╔══

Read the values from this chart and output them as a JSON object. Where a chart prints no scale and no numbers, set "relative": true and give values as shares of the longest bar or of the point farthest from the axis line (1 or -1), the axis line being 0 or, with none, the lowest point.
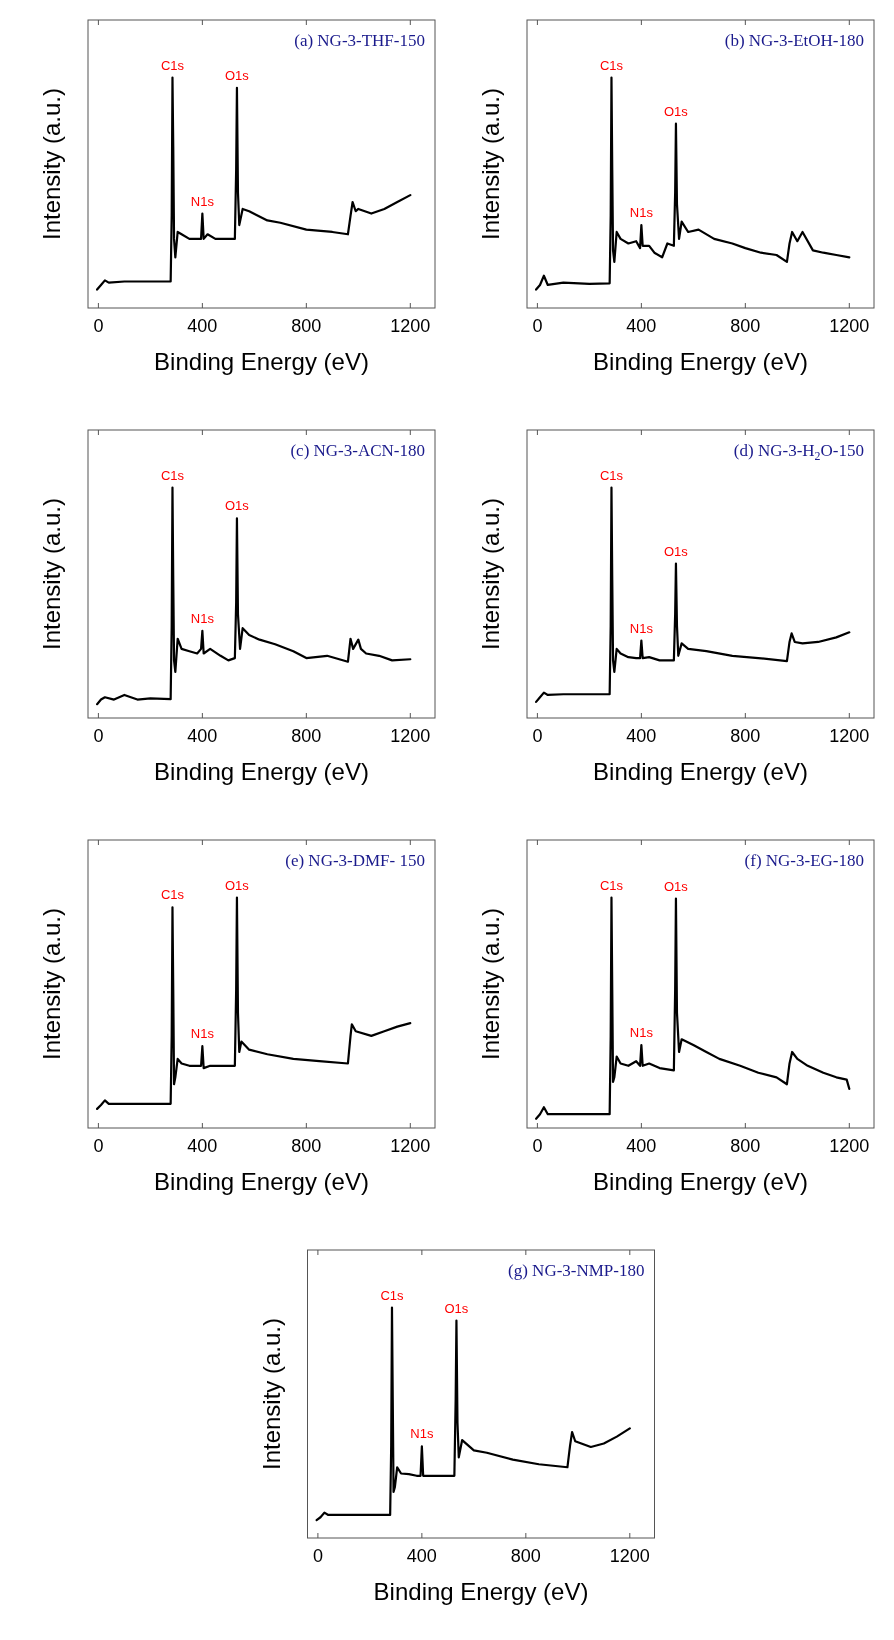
{
  "chart_data": [
    {
      "type": "line",
      "title": "(a) NG-3-THF-150",
      "xlabel": "Binding Energy (eV)",
      "ylabel": "Intensity (a.u.)",
      "relative": true,
      "xlim": [
        -40,
        1295
      ],
      "xticks": [
        0,
        400,
        800,
        1200
      ],
      "x": [
        -5,
        10,
        25,
        40,
        100,
        200,
        278,
        282,
        285,
        288,
        291,
        296,
        305,
        320,
        350,
        380,
        395,
        400,
        405,
        420,
        450,
        500,
        525,
        530,
        533,
        537,
        542,
        555,
        580,
        650,
        700,
        800,
        900,
        960,
        970,
        978,
        990,
        1000,
        1050,
        1100,
        1150,
        1200
      ],
      "series": [
        {
          "color": "#000000",
          "values": [
            0.08,
            0.1,
            0.12,
            0.11,
            0.115,
            0.115,
            0.115,
            0.4,
            1.0,
            0.7,
            0.3,
            0.22,
            0.33,
            0.32,
            0.3,
            0.3,
            0.3,
            0.41,
            0.3,
            0.32,
            0.3,
            0.3,
            0.3,
            0.6,
            0.956,
            0.5,
            0.36,
            0.43,
            0.42,
            0.38,
            0.37,
            0.34,
            0.33,
            0.32,
            0.4,
            0.46,
            0.42,
            0.43,
            0.41,
            0.43,
            0.46,
            0.49
          ]
        }
      ],
      "annotations": [
        {
          "text": "C1s",
          "x": 285,
          "y": 1.0
        },
        {
          "text": "N1s",
          "x": 400,
          "y": 0.41
        },
        {
          "text": "O1s",
          "x": 533,
          "y": 0.956
        }
      ]
    },
    {
      "type": "line",
      "title": "(b) NG-3-EtOH-180",
      "xlabel": "Binding Energy (eV)",
      "ylabel": "Intensity (a.u.)",
      "relative": true,
      "xlim": [
        -40,
        1295
      ],
      "xticks": [
        0,
        400,
        800,
        1200
      ],
      "x": [
        -5,
        10,
        25,
        40,
        100,
        200,
        278,
        282,
        285,
        288,
        291,
        296,
        305,
        320,
        350,
        380,
        395,
        400,
        405,
        430,
        450,
        480,
        500,
        525,
        530,
        533,
        537,
        545,
        555,
        580,
        620,
        680,
        750,
        800,
        860,
        920,
        960,
        970,
        980,
        1000,
        1020,
        1060,
        1100,
        1150,
        1200
      ],
      "series": [
        {
          "color": "#000000",
          "values": [
            0.08,
            0.1,
            0.14,
            0.1,
            0.11,
            0.105,
            0.107,
            0.4,
            1.0,
            0.6,
            0.25,
            0.2,
            0.33,
            0.3,
            0.28,
            0.29,
            0.26,
            0.36,
            0.27,
            0.27,
            0.24,
            0.22,
            0.28,
            0.27,
            0.5,
            0.8,
            0.45,
            0.3,
            0.375,
            0.33,
            0.34,
            0.3,
            0.28,
            0.26,
            0.24,
            0.23,
            0.2,
            0.28,
            0.33,
            0.29,
            0.33,
            0.25,
            0.24,
            0.23,
            0.22
          ]
        }
      ],
      "annotations": [
        {
          "text": "C1s",
          "x": 285,
          "y": 1.0
        },
        {
          "text": "N1s",
          "x": 400,
          "y": 0.36
        },
        {
          "text": "O1s",
          "x": 533,
          "y": 0.8
        }
      ]
    },
    {
      "type": "line",
      "title": "(c) NG-3-ACN-180",
      "xlabel": "Binding Energy (eV)",
      "ylabel": "Intensity (a.u.)",
      "relative": true,
      "xlim": [
        -40,
        1295
      ],
      "xticks": [
        0,
        400,
        800,
        1200
      ],
      "x": [
        -5,
        10,
        25,
        60,
        100,
        150,
        200,
        278,
        282,
        285,
        288,
        291,
        296,
        305,
        320,
        350,
        380,
        395,
        400,
        405,
        430,
        470,
        500,
        525,
        530,
        533,
        537,
        545,
        555,
        580,
        620,
        680,
        750,
        800,
        880,
        960,
        970,
        980,
        1000,
        1010,
        1030,
        1080,
        1130,
        1200
      ],
      "series": [
        {
          "color": "#000000",
          "values": [
            0.06,
            0.08,
            0.09,
            0.08,
            0.1,
            0.08,
            0.085,
            0.082,
            0.4,
            1.0,
            0.6,
            0.25,
            0.2,
            0.344,
            0.3,
            0.29,
            0.28,
            0.3,
            0.378,
            0.28,
            0.3,
            0.27,
            0.25,
            0.26,
            0.5,
            0.867,
            0.45,
            0.3,
            0.39,
            0.36,
            0.34,
            0.32,
            0.29,
            0.26,
            0.27,
            0.244,
            0.344,
            0.3,
            0.34,
            0.3,
            0.28,
            0.27,
            0.25,
            0.255
          ]
        }
      ],
      "annotations": [
        {
          "text": "C1s",
          "x": 285,
          "y": 1.0
        },
        {
          "text": "N1s",
          "x": 400,
          "y": 0.378
        },
        {
          "text": "O1s",
          "x": 533,
          "y": 0.867
        }
      ]
    },
    {
      "type": "line",
      "title": "(d) NG-3-H$_{2}$O-150",
      "xlabel": "Binding Energy (eV)",
      "ylabel": "Intensity (a.u.)",
      "relative": true,
      "xlim": [
        -40,
        1295
      ],
      "xticks": [
        0,
        400,
        800,
        1200
      ],
      "x": [
        -5,
        10,
        25,
        40,
        100,
        200,
        278,
        282,
        285,
        288,
        291,
        296,
        305,
        320,
        350,
        380,
        395,
        400,
        405,
        430,
        470,
        525,
        530,
        533,
        537,
        542,
        555,
        580,
        650,
        750,
        850,
        960,
        970,
        978,
        990,
        1020,
        1080,
        1150,
        1200
      ],
      "series": [
        {
          "color": "#000000",
          "values": [
            0.07,
            0.09,
            0.11,
            0.1,
            0.103,
            0.103,
            0.103,
            0.4,
            1.0,
            0.6,
            0.25,
            0.2,
            0.3,
            0.28,
            0.264,
            0.26,
            0.26,
            0.336,
            0.26,
            0.264,
            0.25,
            0.25,
            0.45,
            0.67,
            0.4,
            0.27,
            0.324,
            0.3,
            0.29,
            0.27,
            0.26,
            0.247,
            0.33,
            0.367,
            0.33,
            0.324,
            0.33,
            0.35,
            0.372
          ]
        }
      ],
      "annotations": [
        {
          "text": "C1s",
          "x": 285,
          "y": 1.0
        },
        {
          "text": "N1s",
          "x": 400,
          "y": 0.336
        },
        {
          "text": "O1s",
          "x": 533,
          "y": 0.67
        }
      ]
    },
    {
      "type": "line",
      "title": "(e) NG-3-DMF- 150",
      "xlabel": "Binding Energy (eV)",
      "ylabel": "Intensity (a.u.)",
      "relative": true,
      "xlim": [
        -40,
        1295
      ],
      "xticks": [
        0,
        400,
        800,
        1200
      ],
      "x": [
        -5,
        10,
        25,
        40,
        100,
        200,
        278,
        282,
        285,
        288,
        291,
        296,
        305,
        320,
        350,
        380,
        395,
        400,
        405,
        430,
        470,
        525,
        530,
        533,
        537,
        542,
        550,
        580,
        650,
        750,
        850,
        960,
        970,
        975,
        990,
        1050,
        1100,
        1150,
        1200
      ],
      "series": [
        {
          "color": "#000000",
          "values": [
            0.083,
            0.1,
            0.12,
            0.105,
            0.105,
            0.105,
            0.105,
            0.4,
            0.958,
            0.6,
            0.19,
            0.22,
            0.3,
            0.28,
            0.27,
            0.27,
            0.27,
            0.355,
            0.26,
            0.27,
            0.27,
            0.27,
            0.6,
            1.0,
            0.5,
            0.33,
            0.375,
            0.34,
            0.32,
            0.3,
            0.29,
            0.28,
            0.4,
            0.45,
            0.42,
            0.4,
            0.42,
            0.44,
            0.455
          ]
        }
      ],
      "annotations": [
        {
          "text": "C1s",
          "x": 285,
          "y": 0.958
        },
        {
          "text": "N1s",
          "x": 400,
          "y": 0.355
        },
        {
          "text": "O1s",
          "x": 533,
          "y": 1.0
        }
      ]
    },
    {
      "type": "line",
      "title": "(f) NG-3-EG-180",
      "xlabel": "Binding Energy (eV)",
      "ylabel": "Intensity (a.u.)",
      "relative": true,
      "xlim": [
        -40,
        1295
      ],
      "xticks": [
        0,
        400,
        800,
        1200
      ],
      "x": [
        -5,
        10,
        25,
        40,
        100,
        200,
        278,
        282,
        285,
        288,
        291,
        296,
        305,
        320,
        350,
        380,
        395,
        400,
        405,
        430,
        470,
        525,
        530,
        533,
        537,
        545,
        555,
        600,
        650,
        700,
        780,
        850,
        920,
        960,
        970,
        980,
        1000,
        1040,
        1100,
        1150,
        1190,
        1200
      ],
      "series": [
        {
          "color": "#000000",
          "values": [
            0.04,
            0.06,
            0.09,
            0.06,
            0.06,
            0.06,
            0.06,
            0.4,
            1.0,
            0.6,
            0.2,
            0.22,
            0.31,
            0.28,
            0.27,
            0.29,
            0.27,
            0.36,
            0.27,
            0.28,
            0.26,
            0.25,
            0.6,
            0.996,
            0.5,
            0.33,
            0.385,
            0.36,
            0.33,
            0.3,
            0.27,
            0.24,
            0.22,
            0.19,
            0.28,
            0.33,
            0.3,
            0.27,
            0.24,
            0.22,
            0.21,
            0.17
          ]
        }
      ],
      "annotations": [
        {
          "text": "C1s",
          "x": 285,
          "y": 1.0
        },
        {
          "text": "N1s",
          "x": 400,
          "y": 0.36
        },
        {
          "text": "O1s",
          "x": 533,
          "y": 0.996
        }
      ]
    },
    {
      "type": "line",
      "title": "(g) NG-3-NMP-180",
      "xlabel": "Binding Energy (eV)",
      "ylabel": "Intensity (a.u.)",
      "relative": true,
      "xlim": [
        -40,
        1295
      ],
      "xticks": [
        0,
        400,
        800,
        1200
      ],
      "x": [
        -5,
        10,
        25,
        40,
        100,
        200,
        278,
        282,
        285,
        288,
        291,
        296,
        305,
        320,
        350,
        380,
        395,
        400,
        405,
        430,
        470,
        525,
        530,
        533,
        537,
        542,
        555,
        600,
        650,
        750,
        850,
        960,
        970,
        978,
        990,
        1050,
        1100,
        1150,
        1200
      ],
      "series": [
        {
          "color": "#000000",
          "values": [
            0.078,
            0.09,
            0.11,
            0.1,
            0.1,
            0.1,
            0.1,
            0.4,
            1.0,
            0.6,
            0.2,
            0.22,
            0.307,
            0.28,
            0.277,
            0.27,
            0.27,
            0.398,
            0.27,
            0.27,
            0.27,
            0.27,
            0.6,
            0.944,
            0.5,
            0.35,
            0.425,
            0.38,
            0.37,
            0.34,
            0.32,
            0.307,
            0.4,
            0.46,
            0.42,
            0.395,
            0.41,
            0.44,
            0.476
          ]
        }
      ],
      "annotations": [
        {
          "text": "C1s",
          "x": 285,
          "y": 1.0
        },
        {
          "text": "N1s",
          "x": 400,
          "y": 0.398
        },
        {
          "text": "O1s",
          "x": 533,
          "y": 0.944
        }
      ]
    }
  ]
}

╚══

■ **Aim of the task**
Work out the count of lines containing the word "title", then write only that count.

■ **Result of this exercise**
7